→ **WRITTEN TASK**
Go through the entries and count the lines with the string "Aplicación" in them. Give only that number.

* * * * *

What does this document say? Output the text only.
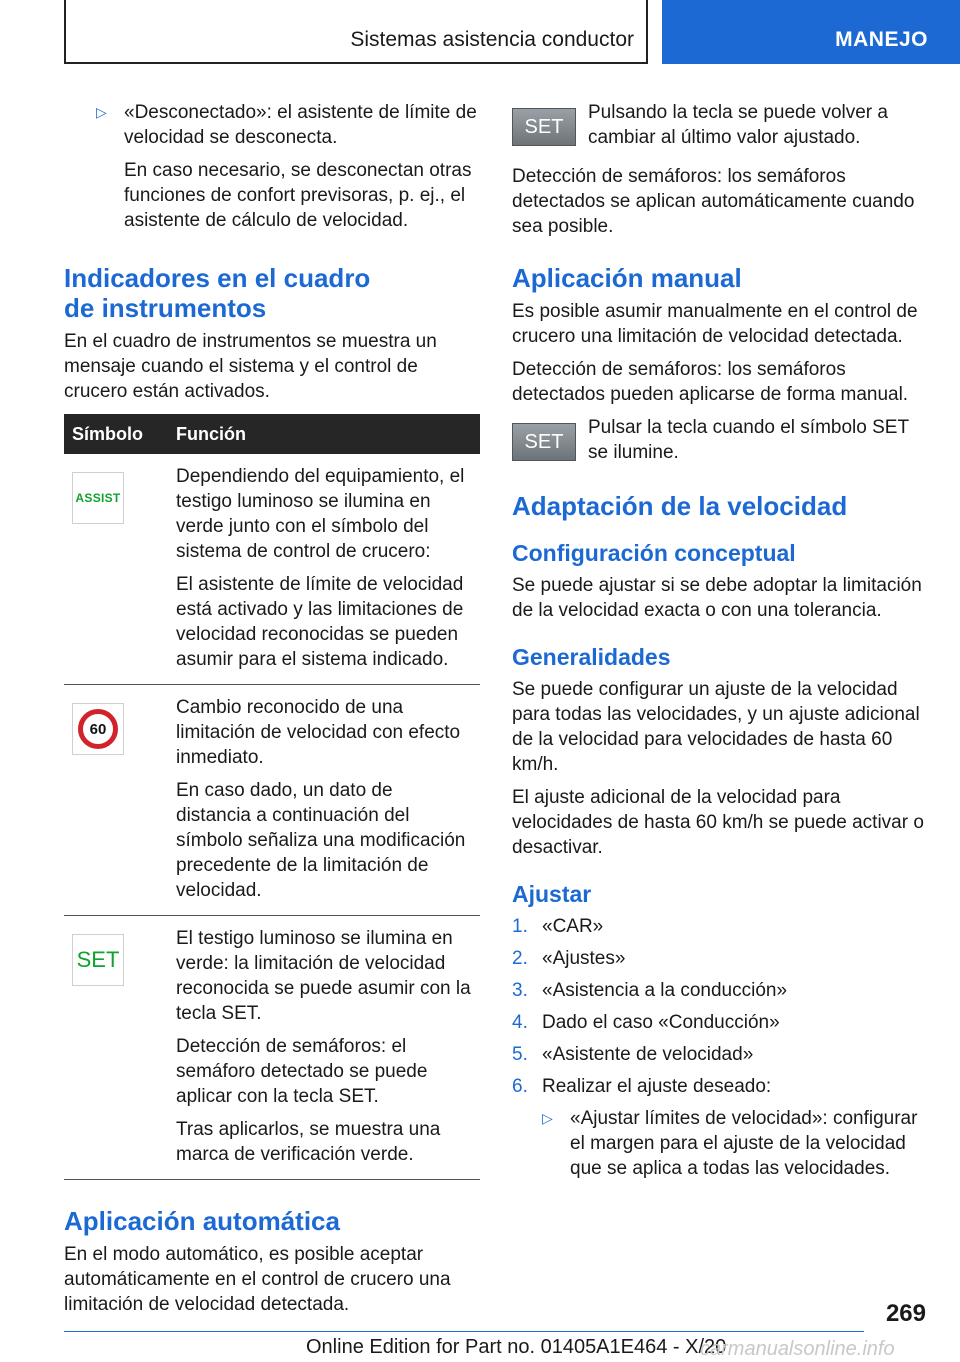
Sistemas asistencia conductor	MANEJO

▷ «Desconectado»: el asistente de límite de velocidad se desconecta.

En caso necesario, se desconectan otras funciones de confort previsoras, p. ej., el asistente de cálculo de velocidad.

Indicadores en el cuadro de instrumentos

En el cuadro de instrumentos se muestra un mensaje cuando el sistema y el control de crucero están activados.

Símbolo	Función

ASSIST	Dependiendo del equipamiento, el testigo luminoso se ilumina en verde junto con el símbolo del sistema de control de crucero:

El asistente de límite de velocidad está activado y las limitaciones de velocidad reconocidas se pueden asumir para el sistema indicado.

60	Cambio reconocido de una limitación de velocidad con efecto inmediato.

En caso dado, un dato de distancia a continuación del símbolo señaliza una modificación precedente de la limitación de velocidad.

SET	El testigo luminoso se ilumina en verde: la limitación de velocidad reconocida se puede asumir con la tecla SET.

Detección de semáforos: el semáforo detectado se puede aplicar con la tecla SET.

Tras aplicarlos, se muestra una marca de verificación verde.

Aplicación automática

En el modo automático, es posible aceptar automáticamente en el control de crucero una limitación de velocidad detectada.

SET

Pulsando la tecla se puede volver a cambiar al último valor ajustado.

Detección de semáforos: los semáforos detectados se aplican automáticamente cuando sea posible.

Aplicación manual

Es posible asumir manualmente en el control de crucero una limitación de velocidad detectada.

Detección de semáforos: los semáforos detectados pueden aplicarse de forma manual.

SET

Pulsar la tecla cuando el símbolo SET se ilumine.

Adaptación de la velocidad
Configuración conceptual

Se puede ajustar si se debe adoptar la limitación de la velocidad exacta o con una tolerancia.

Generalidades

Se puede configurar un ajuste de la velocidad para todas las velocidades, y un ajuste adicional de la velocidad para velocidades de hasta 60 km/h.

El ajuste adicional de la velocidad para velocidades de hasta 60 km/h se puede activar o desactivar.

Ajustar
1. «CAR»
2. «Ajustes»
3. «Asistencia a la conducción»
4. Dado el caso «Conducción»
5. «Asistente de velocidad»
6. Realizar el ajuste deseado:

▷ «Ajustar límites de velocidad»: configurar el margen para el ajuste de la velocidad que se aplica a todas las velocidades.

269
Online Edition for Part no. 01405A1E464 - X/20
carmanualsonline.info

* * * * *

→ **SOLUTION FOR THIS PROBLEM**
2